Word for word, transcribe the lines below and drop the pictures.

====

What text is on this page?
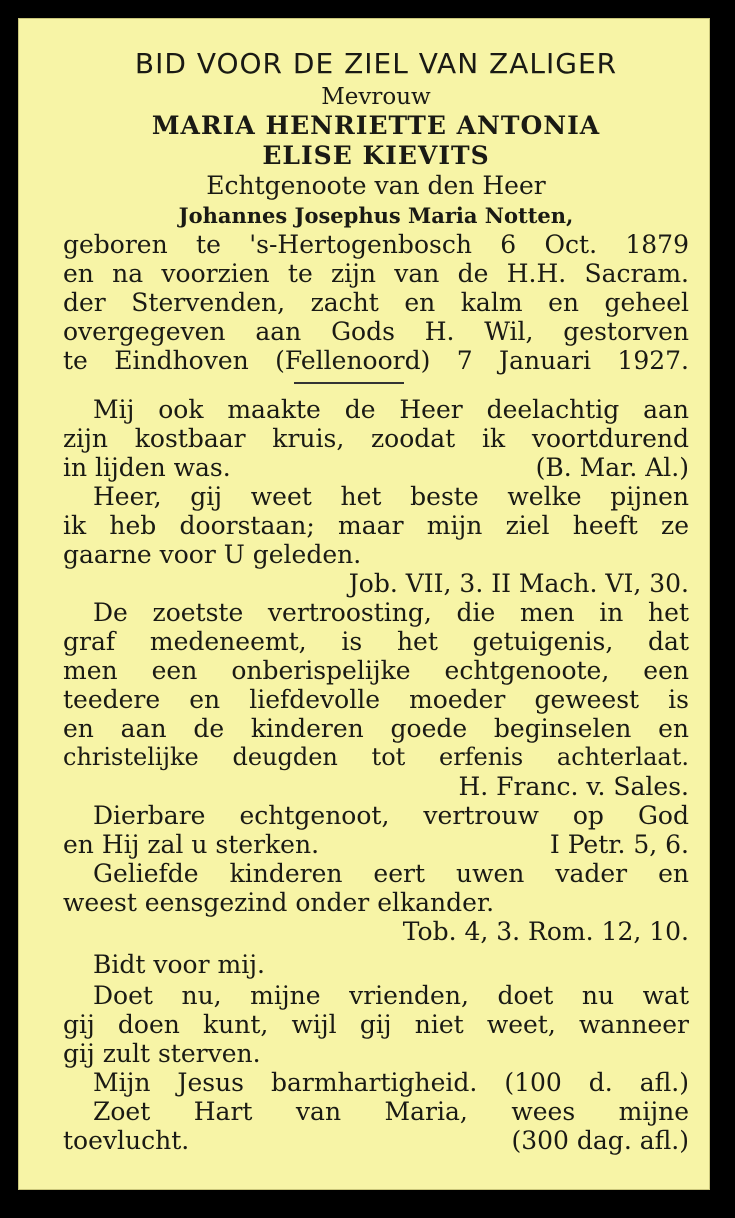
BID VOOR DE ZIEL VAN ZALIGER
Mevrouw
MARIA HENRIETTE ANTONIA
ELISE KIEVITS
Echtgenoote van den Heer
Johannes Josephus Maria Notten,
geboren te 's-Hertogenbosch 6 Oct. 1879
en na voorzien te zijn van de H.H. Sacram.
der Stervenden, zacht en kalm en geheel
overgegeven aan Gods H. Wil, gestorven
te Eindhoven (Fellenoord) 7 Januari 1927.
Mij ook maakte de Heer deelachtig aan
zijn kostbaar kruis, zoodat ik voortdurend
in lijden was.	(B. Mar. Al.)
Heer, gij weet het beste welke pijnen
ik heb doorstaan; maar mijn ziel heeft ze
gaarne voor U geleden.
Job. VII, 3. II Mach. VI, 30.
De zoetste vertroosting, die men in het
graf medeneemt, is het getuigenis, dat
men een onberispelijke echtgenoote, een
teedere en liefdevolle moeder geweest is
en aan de kinderen goede beginselen en
christelijke deugden tot erfenis achterlaat.
H. Franc. v. Sales.
Dierbare echtgenoot, vertrouw op God
en Hij zal u sterken.	I Petr. 5, 6.
Geliefde kinderen eert uwen vader en
weest eensgezind onder elkander.
Tob. 4, 3. Rom. 12, 10.
Bidt voor mij.
Doet nu, mijne vrienden, doet nu wat
gij doen kunt, wijl gij niet weet, wanneer
gij zult sterven.
Mijn Jesus barmhartigheid. (100 d. afl.)
Zoet Hart van Maria, wees mijne
toevlucht.	(300 dag. afl.)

====

__Completed task__
What text is on this page?
BID VOOR DE ZIEL VAN ZALIGER
Mevrouw
MARIA HENRIETTE ANTONIA
ELISE KIEVITS
Echtgenoote van den Heer
Johannes Josephus Maria Notten,
geboren te 's-Hertogenbosch 6 Oct. 1879
en na voorzien te zijn van de H.H. Sacram.
der Stervenden, zacht en kalm en geheel
overgegeven aan Gods H. Wil, gestorven
te Eindhoven (Fellenoord) 7 Januari 1927.
Mij ook maakte de Heer deelachtig aan
zijn kostbaar kruis, zoodat ik voortdurend
in lijden was.	(B. Mar. Al.)
Heer, gij weet het beste welke pijnen
ik heb doorstaan; maar mijn ziel heeft ze
gaarne voor U geleden.
Job. VII, 3. II Mach. VI, 30.
De zoetste vertroosting, die men in het
graf medeneemt, is het getuigenis, dat
men een onberispelijke echtgenoote, een
teedere en liefdevolle moeder geweest is
en aan de kinderen goede beginselen en
christelijke deugden tot erfenis achterlaat.
H. Franc. v. Sales.
Dierbare echtgenoot, vertrouw op God
en Hij zal u sterken.	I Petr. 5, 6.
Geliefde kinderen eert uwen vader en
weest eensgezind onder elkander.
Tob. 4, 3. Rom. 12, 10.
Bidt voor mij.
Doet nu, mijne vrienden, doet nu wat
gij doen kunt, wijl gij niet weet, wanneer
gij zult sterven.
Mijn Jesus barmhartigheid. (100 d. afl.)
Zoet Hart van Maria, wees mijne
toevlucht.	(300 dag. afl.)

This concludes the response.